_Consignes_:
1. Recopiez le passage de la critique d'opéra qui va de « Adrian Eröd, chauve » jusqu'à « acte, son acte. ».
2. Dans la critique d'opéra, quelle interprète d'Octavian est présentée comme la préférée ?
3. Rédigez la suite de la critique d'opéra, en reprenant après sa dernière phrase.

Adrian Eröd, chauve pour l’occasion, est plus présent que sur l’immense plateau salzbourgeois : son Faninal existe plus, la voix est plus audible, avec les qualités habituelles de diction et de viennéïté (qu’on me pardonne cet horrible néologisme, mais Eröd est viennois et dans cette œuvre, cela peut compter). C’est un artiste que j’apprécie et il n’a pas dérogé à la règle.
Peter Rose en revanche m’a semblé moins en voix qu’à Vienne. Certes, le personnage est là, imposant, plein d’humour, plein d’allant en scène, mais il m’a semblé moins présent vocalement qu’à Vienne, tout en défendant le rôle comme à son habitude. Mais peut-être passer son temps à chanter Ochs peut-il finir pas lasser…
Le chanteur italien de Yosep Kang a un joli timbre clair, il n’efface pas l’excellent Benjamin Bruns à Vienne. Christa Mayer en revanche dans Annina fait merveille, notamment au troisième acte, son acte.
Restent nos trois dames :
Sophie Koch est un Octavian impressionnant de puissance vocale, mais je trouve qu’elle pousse trop le volume, ce qui gêne pour entendre la Sophie de Christiane Karg quand elles chantent en duo et qui déséquilibre les ensembles. Nul doute que Koch a travaillé son volume et pourrait sûrement à un moment aborder les grands mezzos italiens (on pense à Eboli), mais elle manque de cette distance élégante dans Octavian, dans la diction, dans la tenue, dans le geste même. C’est un chant plein de santé, évidemment au point, mais qui n’est pas encore totalement dompté ou dominé pour mon goût. Nous ne sommes pas encore à des niveaux d’une Fassbaender, inouïe dans ce rôle, de la grande Yvonne Minton, d’Agnès Baltsa, la plus vraie, la plus juste ou même de ma préférée, Tatiana Troyanos qui fut la plus émouvante, ou même dans les plus récents Octavian d’une Graham, d’une Sindram ou d’une Kirschlager.
Et la Sophie fraîche et bien tenue de Christiane Karg au chant contrôlé, aux aigus bien développés, apparaît bien pâle à côté, et ses moyens semblent limités. Est-ce par cette différence de volume entre les deux voix qui finissent par ne pas s’accorder, est-ce parce que la voix est vraiment petite, je ne sais : il reste qu’il y a là une légère déception.
Mais pas pour Harteros.
Avec Anja Harteros, nous jouons à un autre niveau.

_Extraits des lignes_:

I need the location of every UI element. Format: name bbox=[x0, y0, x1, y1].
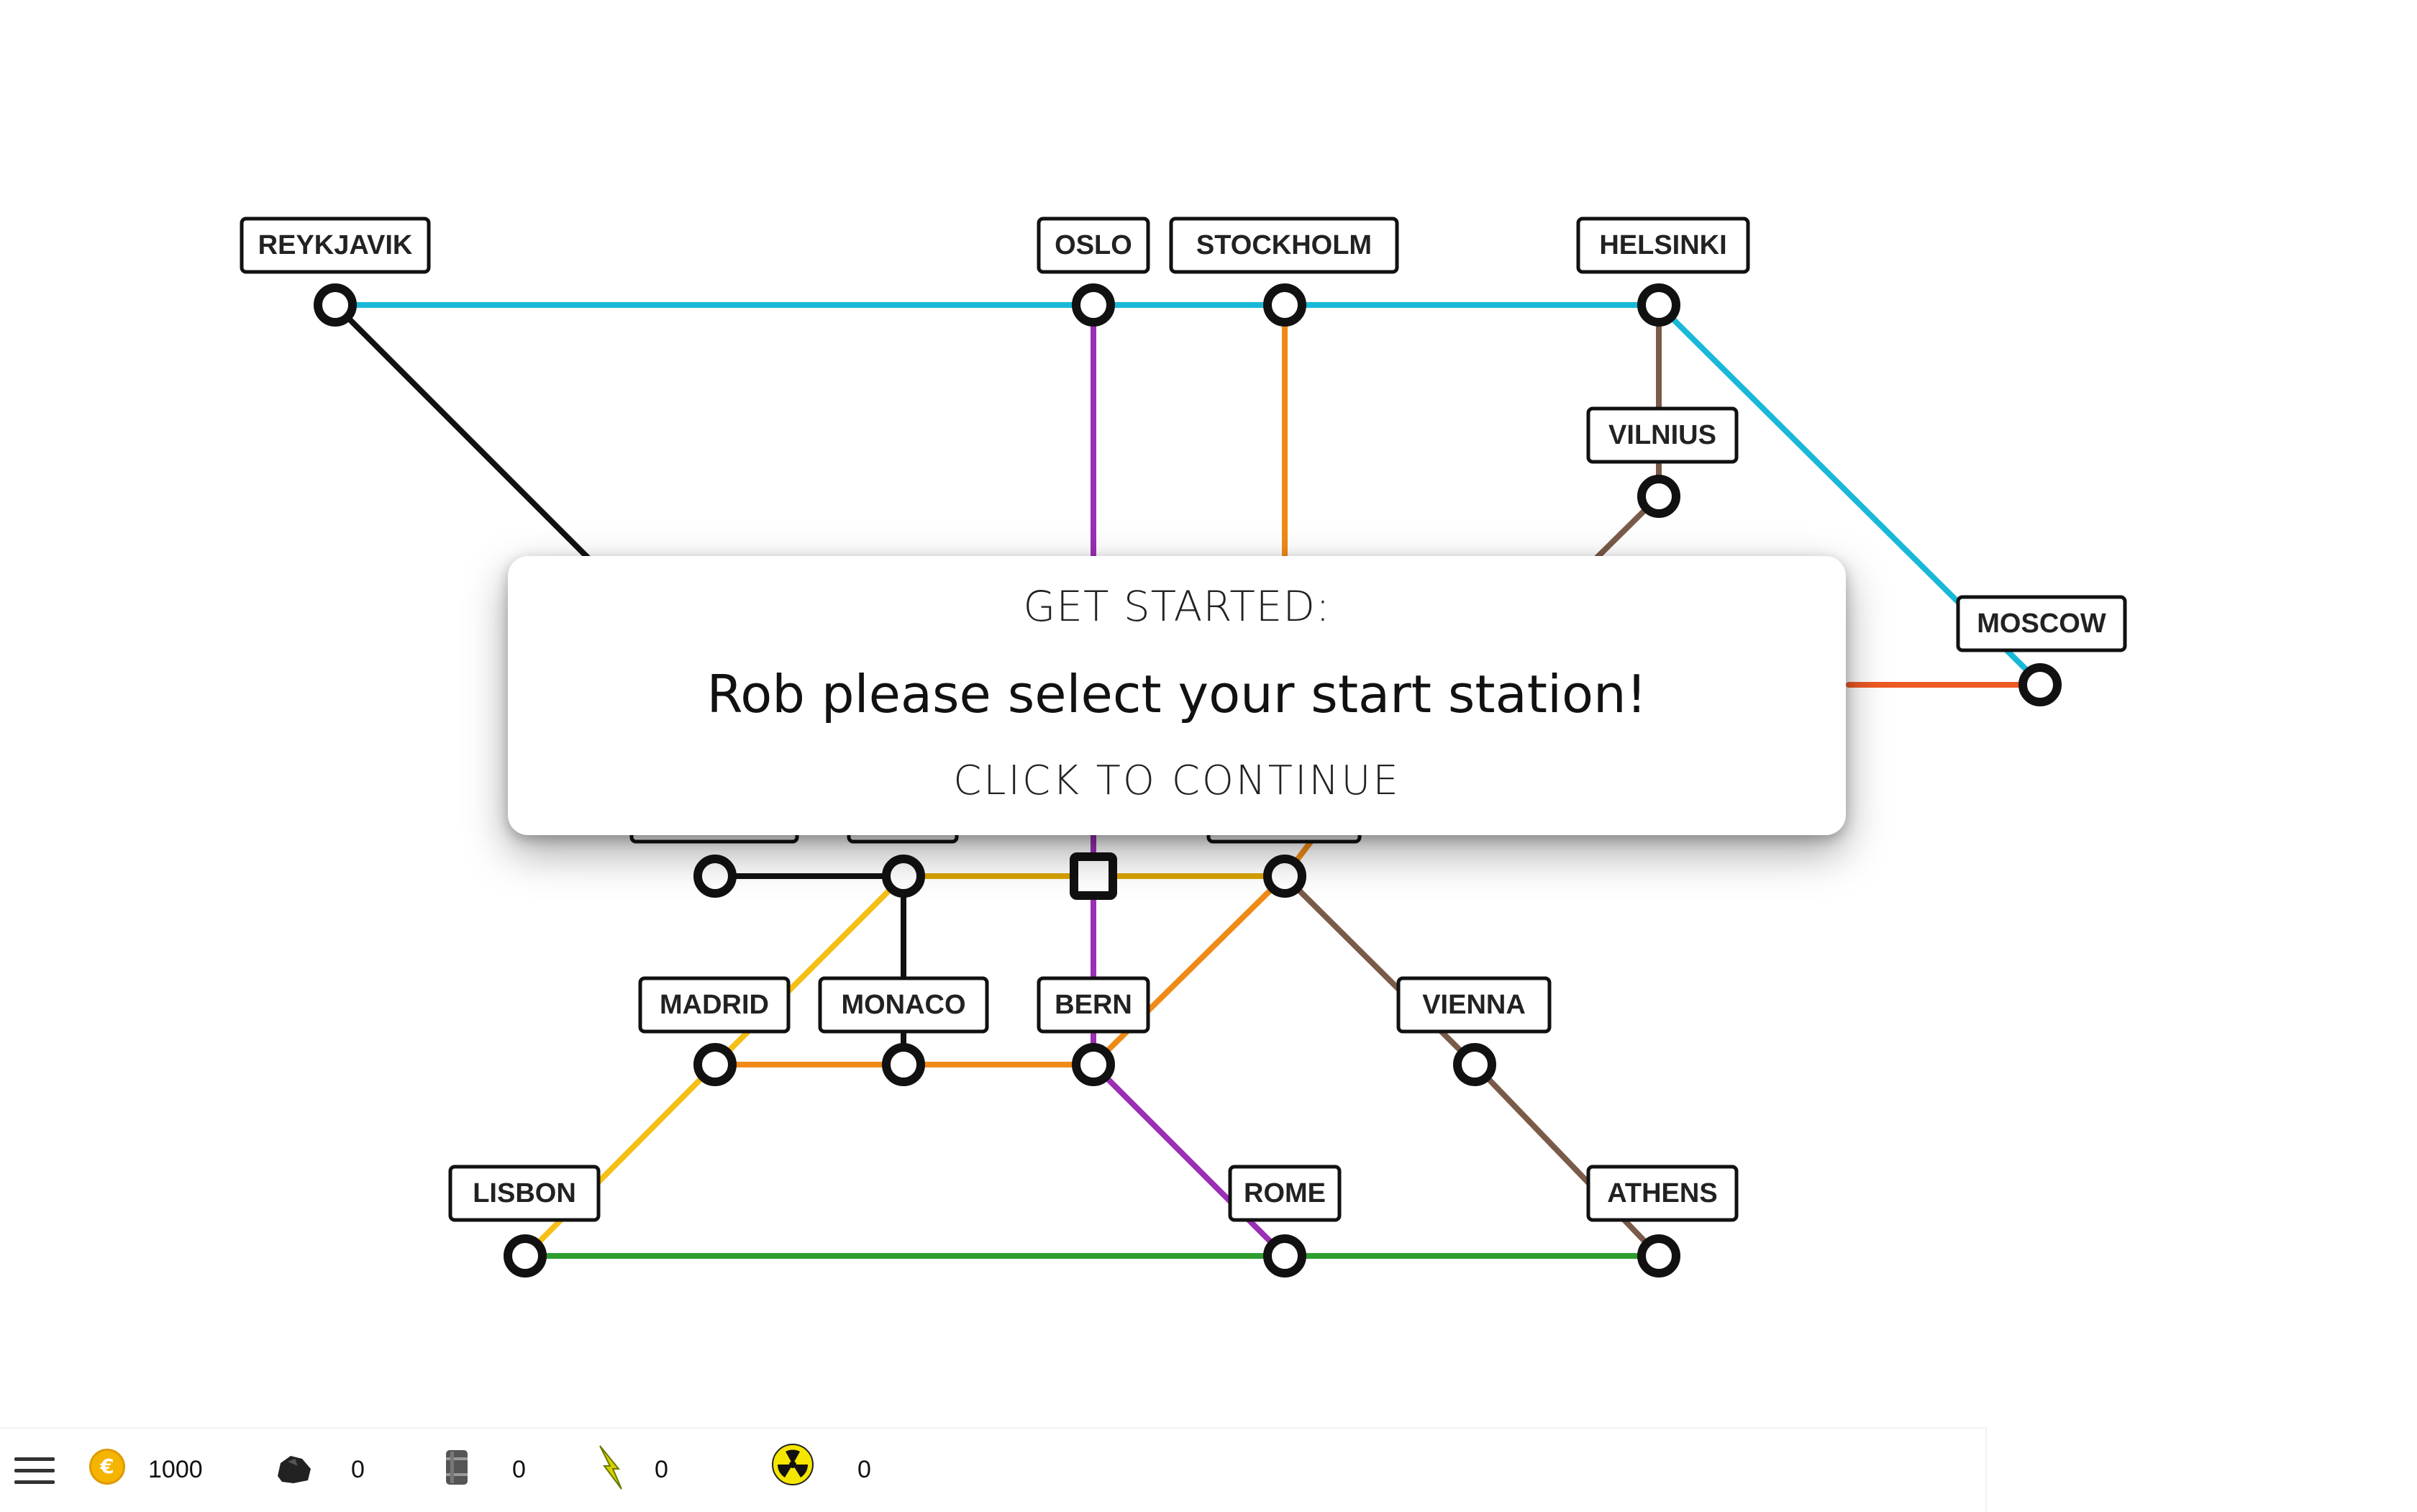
station-node-reykjavik[interactable] bbox=[314, 283, 357, 327]
coins-value: 1000 bbox=[148, 1456, 203, 1483]
station-label-monaco[interactable]: MONACO bbox=[818, 976, 989, 1034]
station-node-bern[interactable] bbox=[1072, 1043, 1115, 1086]
coal-icon bbox=[278, 1456, 311, 1483]
svg-text:BERN: BERN bbox=[1055, 990, 1132, 1020]
svg-text:OSLO: OSLO bbox=[1055, 230, 1132, 260]
nuclear-value: 0 bbox=[857, 1456, 871, 1483]
station-node-stockholm[interactable] bbox=[1263, 283, 1306, 327]
dialog-message: Rob please select your start station! bbox=[706, 664, 1647, 724]
svg-text:HELSINKI: HELSINKI bbox=[1599, 230, 1726, 260]
station-label-bern[interactable]: BERN bbox=[1037, 976, 1150, 1034]
dialog-title: GET STARTED: bbox=[1023, 582, 1331, 631]
electricity-value: 0 bbox=[655, 1456, 668, 1483]
continue-button[interactable]: CLICK TO CONTINUE bbox=[508, 757, 1846, 804]
station-node-monaco[interactable] bbox=[882, 1043, 925, 1086]
station-node-interchange[interactable] bbox=[1070, 852, 1117, 900]
station-node-rome[interactable] bbox=[1263, 1234, 1306, 1278]
station-label-madrid[interactable]: MADRID bbox=[638, 976, 791, 1034]
station-node-vienna[interactable] bbox=[1453, 1043, 1496, 1086]
svg-text:ROME: ROME bbox=[1244, 1178, 1326, 1208]
svg-text:MOSCOW: MOSCOW bbox=[1977, 609, 2106, 639]
station-node-lisbon[interactable] bbox=[504, 1234, 547, 1278]
station-node-madrid[interactable] bbox=[693, 1043, 737, 1086]
menu-icon[interactable] bbox=[14, 1457, 55, 1486]
station-label-oslo[interactable]: OSLO bbox=[1037, 217, 1150, 274]
station-label-athens[interactable]: ATHENS bbox=[1586, 1165, 1739, 1222]
line-black-reykjavik bbox=[332, 302, 593, 563]
station-node-central[interactable] bbox=[882, 855, 925, 898]
station-node-athens[interactable] bbox=[1637, 1234, 1680, 1278]
oil-barrel-icon bbox=[446, 1450, 468, 1485]
station-label-stockholm[interactable]: STOCKHOLM bbox=[1169, 217, 1399, 274]
resource-bar: € 1000 0 0 0 0 bbox=[0, 1427, 1987, 1512]
station-node-oslo[interactable] bbox=[1072, 283, 1115, 327]
station-node-west[interactable] bbox=[693, 855, 737, 898]
station-label-vilnius[interactable]: VILNIUS bbox=[1586, 406, 1739, 464]
station-label-reykjavik[interactable]: REYKJAVIK bbox=[240, 217, 431, 274]
svg-text:MADRID: MADRID bbox=[660, 990, 769, 1020]
station-label-vienna[interactable]: VIENNA bbox=[1396, 976, 1552, 1034]
station-label-rome[interactable]: ROME bbox=[1228, 1165, 1342, 1222]
svg-text:MONACO: MONACO bbox=[841, 990, 965, 1020]
game-board: REYKJAVIK OSLO STOCKHOLM HELSINKI VILNIU… bbox=[0, 0, 2417, 1512]
station-label-lisbon[interactable]: LISBON bbox=[448, 1165, 601, 1222]
svg-text:LISBON: LISBON bbox=[473, 1178, 576, 1208]
svg-text:STOCKHOLM: STOCKHOLM bbox=[1196, 230, 1372, 260]
coin-icon: € bbox=[89, 1449, 125, 1485]
station-node-helsinki[interactable] bbox=[1637, 283, 1680, 327]
station-node-east[interactable] bbox=[1263, 855, 1306, 898]
station-node-vilnius[interactable] bbox=[1637, 475, 1680, 518]
coal-value: 0 bbox=[351, 1456, 365, 1483]
svg-text:ATHENS: ATHENS bbox=[1607, 1178, 1717, 1208]
svg-text:REYKJAVIK: REYKJAVIK bbox=[258, 230, 413, 260]
svg-text:VIENNA: VIENNA bbox=[1422, 990, 1526, 1020]
svg-text:VILNIUS: VILNIUS bbox=[1608, 420, 1716, 450]
station-label-moscow[interactable]: MOSCOW bbox=[1956, 595, 2127, 652]
lightning-icon bbox=[599, 1445, 622, 1490]
get-started-dialog[interactable]: GET STARTED: Rob please select your star… bbox=[508, 556, 1846, 835]
station-label-helsinki[interactable]: HELSINKI bbox=[1576, 217, 1750, 274]
oil-value: 0 bbox=[512, 1456, 526, 1483]
radiation-icon bbox=[772, 1444, 814, 1485]
line-orange-south bbox=[712, 832, 1319, 1067]
station-node-moscow[interactable] bbox=[2018, 663, 2062, 706]
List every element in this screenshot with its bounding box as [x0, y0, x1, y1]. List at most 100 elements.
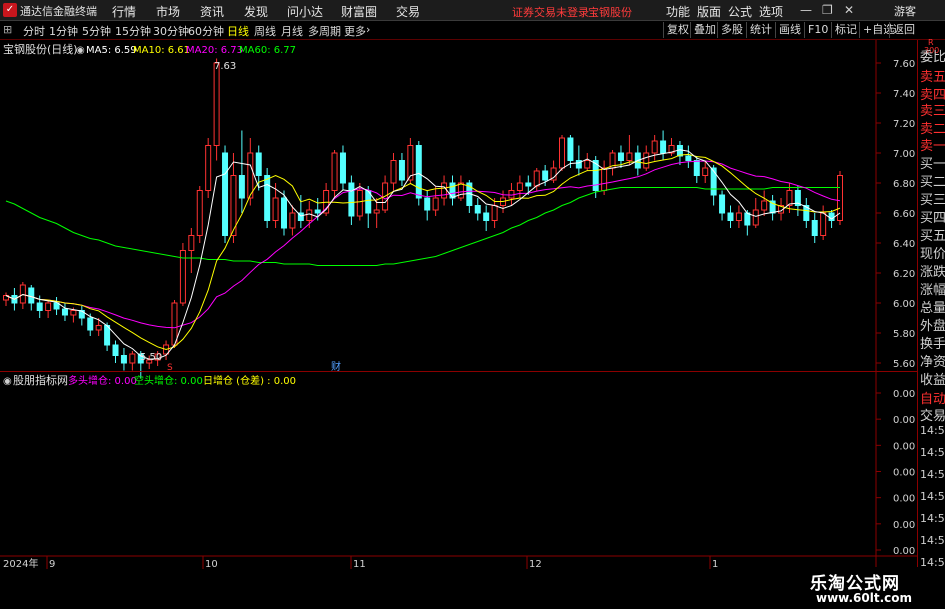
tick-time: 14:56 — [920, 490, 945, 503]
candle-down — [314, 209, 321, 214]
candle-up — [188, 235, 195, 251]
menu-jiaoyi[interactable]: 交易 — [396, 3, 420, 20]
buy1-label: 买一 — [920, 157, 945, 172]
tool-diejia[interactable]: 叠加 — [690, 22, 716, 38]
period-more[interactable]: 更多 — [344, 23, 366, 39]
period-1min[interactable]: 1分钟 — [49, 23, 78, 39]
candle-down — [542, 170, 549, 181]
tool-f10[interactable]: F10 — [804, 22, 828, 38]
period-daily[interactable]: 日线 — [227, 23, 249, 39]
candle-up — [626, 152, 633, 161]
candle-up — [559, 137, 565, 169]
menu-faxian[interactable]: 发现 — [244, 3, 268, 20]
user-label[interactable]: 游客 — [894, 3, 916, 19]
menu-gongneng[interactable]: 功能 — [666, 3, 690, 20]
candle-down — [415, 145, 422, 199]
tool-biaoji[interactable]: 标记 — [831, 22, 857, 38]
sub-legend-toggle-icon[interactable]: ◉ — [3, 376, 12, 387]
grid-icon[interactable]: ⊞ — [3, 23, 12, 36]
low-price-label: 5.50 — [140, 352, 162, 363]
menu-banmian[interactable]: 版面 — [697, 3, 721, 20]
candle-up — [820, 212, 827, 236]
buy4-label: 买四 — [920, 211, 945, 226]
minimize-icon[interactable]: — — [800, 3, 812, 17]
watermark-url: www.60lt.com — [816, 591, 913, 605]
period-fenshi[interactable]: 分时 — [23, 23, 45, 39]
candle-down — [281, 197, 287, 229]
menu-bar: ✓ 通达信金融终端 行情 市场 资讯 发现 问小达 财富圈 交易 证券交易未登录… — [0, 0, 945, 21]
period-5min[interactable]: 5分钟 — [82, 23, 111, 39]
candle-down — [238, 175, 245, 199]
sell5-label: 卖五 — [920, 70, 945, 85]
candle-up — [247, 152, 254, 199]
period-weekly[interactable]: 周线 — [254, 23, 276, 39]
candle-up — [441, 182, 448, 199]
y-tick-label: 5.80 — [893, 329, 915, 340]
period-multi[interactable]: 多周期 — [308, 23, 341, 39]
candle-up — [205, 145, 212, 191]
candle-up — [491, 205, 498, 221]
restore-icon[interactable]: ❐ — [822, 3, 833, 17]
sub-tick-label: 0.00 — [893, 441, 915, 452]
menu-caifuquan[interactable]: 财富圈 — [341, 3, 377, 20]
login-notice[interactable]: 证券交易未登录 — [512, 4, 589, 20]
buy3-label: 买三 — [920, 193, 945, 208]
chevron-right-icon[interactable]: › — [366, 23, 370, 36]
menu-gongshi[interactable]: 公式 — [728, 3, 752, 20]
menu-hangqing[interactable]: 行情 — [112, 3, 136, 20]
candle-up — [584, 160, 591, 169]
change-label: 涨跌 — [920, 265, 945, 280]
candle-down — [222, 152, 229, 236]
y-tick-label: 6.00 — [893, 299, 915, 310]
candle-up — [702, 167, 709, 176]
day-add-label: 日增仓 (仓差) : 0.00 — [203, 374, 296, 387]
y-tick-label: 6.60 — [893, 209, 915, 220]
tick-time: 14:56 — [920, 512, 945, 525]
candle-down — [339, 152, 346, 184]
price-axis: 7.60 7.40 7.20 7.00 6.80 6.60 6.40 6.20 6.00 5.80… — [893, 59, 915, 370]
quote-side-panel: R 300 委比 卖五 卖四 卖三 卖二 卖一 买一 买二 买三 买四 买五 现… — [917, 38, 945, 570]
ma20-label: MA20: 6.73 — [186, 45, 243, 56]
outer-label: 外盘 — [920, 319, 945, 334]
candle-down — [719, 194, 726, 214]
period-30min[interactable]: 30分钟 — [153, 23, 189, 39]
high-price-label: 7.63 — [214, 61, 236, 72]
current-stock-notice[interactable]: 宝钢股份 — [588, 4, 632, 20]
candle-down — [61, 308, 68, 316]
tool-fuquan[interactable]: 复权 — [663, 22, 689, 38]
candle-down — [28, 287, 35, 304]
ma60-label: MA60: 6.77 — [239, 45, 296, 56]
candle-down — [87, 317, 94, 331]
candle-up — [761, 200, 768, 211]
sub-tick-label: 0.00 — [893, 389, 915, 400]
period-60min[interactable]: 60分钟 — [188, 23, 224, 39]
candle-down — [483, 212, 490, 221]
candle-up — [356, 190, 363, 217]
main-chart-legend: 宝钢股份(日线) ◉ MA5: 6.59 MA10: 6.61 MA20: 6.… — [3, 42, 296, 56]
legend-toggle-icon[interactable]: ◉ — [76, 45, 85, 56]
menu-xuanxiang[interactable]: 选项 — [759, 3, 783, 20]
menu-wenxiaoda[interactable]: 问小达 — [287, 3, 323, 20]
menu-shichang[interactable]: 市场 — [156, 3, 180, 20]
kline-chart[interactable]: 宝钢股份(日线) ◉ MA5: 6.59 MA10: 6.61 MA20: 6.… — [0, 40, 945, 609]
period-monthly[interactable]: 月线 — [281, 23, 303, 39]
tick-time: 14:56 — [920, 534, 945, 547]
candle-up — [373, 209, 380, 214]
tool-duogu[interactable]: 多股 — [717, 22, 743, 38]
close-icon[interactable]: ✕ — [844, 3, 854, 17]
sub-tick-label: 0.00 — [893, 494, 915, 505]
long-add-label: 多头增仓: 0.00 — [68, 374, 137, 387]
buy5-label: 买五 — [920, 229, 945, 244]
candle-down — [120, 355, 127, 364]
trade-label[interactable]: 交易 — [920, 405, 945, 424]
tick-time: 14:56 — [920, 446, 945, 459]
period-15min[interactable]: 15分钟 — [115, 23, 151, 39]
sub-tick-label: 0.00 — [893, 546, 915, 557]
candle-up — [735, 212, 742, 221]
menu-zixun[interactable]: 资讯 — [200, 3, 224, 20]
tool-tongji[interactable]: 统计 — [746, 22, 772, 38]
tick-time: 14:56 — [920, 468, 945, 481]
tool-huaxian[interactable]: 画线 — [775, 22, 801, 38]
tool-fanhui[interactable]: 返回 — [889, 22, 915, 38]
period-bar: ⊞ 分时 1分钟 5分钟 15分钟 30分钟 60分钟 日线 周线 月线 多周期… — [0, 21, 945, 40]
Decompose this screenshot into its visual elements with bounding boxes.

_Réponses par tâche_:
1.
Adrian Eröd, chauve pour l’occasion, est plus présent que sur l’immense plateau salzbourgeois : son Faninal existe plus, la voix est plus audible, avec les qualités habituelles de diction et de viennéïté (qu’on me pardonne cet horrible néologisme, mais Eröd est viennois et dans cette œuvre, cela peut compter). C’est un artiste que j’apprécie et il n’a pas dérogé à la règle.
Peter Rose en revanche m’a semblé moins en voix qu’à Vienne. Certes, le personnage est là, imposant, plein d’humour, plein d’allant en scène, mais il m’a semblé moins présent vocalement qu’à Vienne, tout en défendant le rôle comme à son habitude. Mais peut-être passer son temps à chanter Ochs peut-il finir pas lasser…
Le chanteur italien de Yosep Kang a un joli timbre clair, il n’efface pas l’excellent Benjamin Bruns à Vienne. Christa Mayer en revanche dans Annina fait merveille, notamment au troisième acte, son acte.

2. Tatiana Troyanos.

3.
On retrouve immédiatement l’aura des grandes Maréchales, impeccable dans les tenues noires que lui réserve la mise en scène années 50 de Laufenberg. Il y a d’abord une tenue en scène d’une élégance et d’une distinction inouïes, on n’a vraiment d’yeux que pour elle, elle est la Maréchale telle qu’on la rêve, telle qu’elle habite nos fantasmes. Elle est ensuite d’un naturel rare, élégante quand il faut, familière et amoureuse quand il faut, énergique et sèche quand il faut : j’ai rarement entendu une maréchale aussi définitive face à Ochs au 3ème acte. Bref, une science du ton et de la couleur, si importante dans un rôle qui exige tant de subtilité, qu’on peut sans crainte qualifier d’unique : cette Maréchale ne chante pas, elle vit, elle est, elle vibre. J’adore Harteros dans tous les rôles où je l’ai entendue, mais là, il y a quelque chose de plus dans la vérité du personnage. Son monologue du 1er acte est vraiment un moment en suspension, un vrai monologue intérieur, très simple et très étudié à la fois, et l’urgence finale n’en est que plus forte et que plus émouvante.
Je n’ai pas encore parlé de la voix, des aigus tenus, de la diction exemplaire, de la ligne de chant, de la variété des tons : bref, elle s’impose, elle est là, immense. Là où elle chantera ce rôle, il faudra y aller. Et je ferai le voyage de Baden-Baden car elle vaut à elle toute seule le voyage. Je pensais qu’elle serait grande, je ne pensais pas qu’elle serait immense, à l’égal des Maréchales du passé qui m’ont accompagné et marqué.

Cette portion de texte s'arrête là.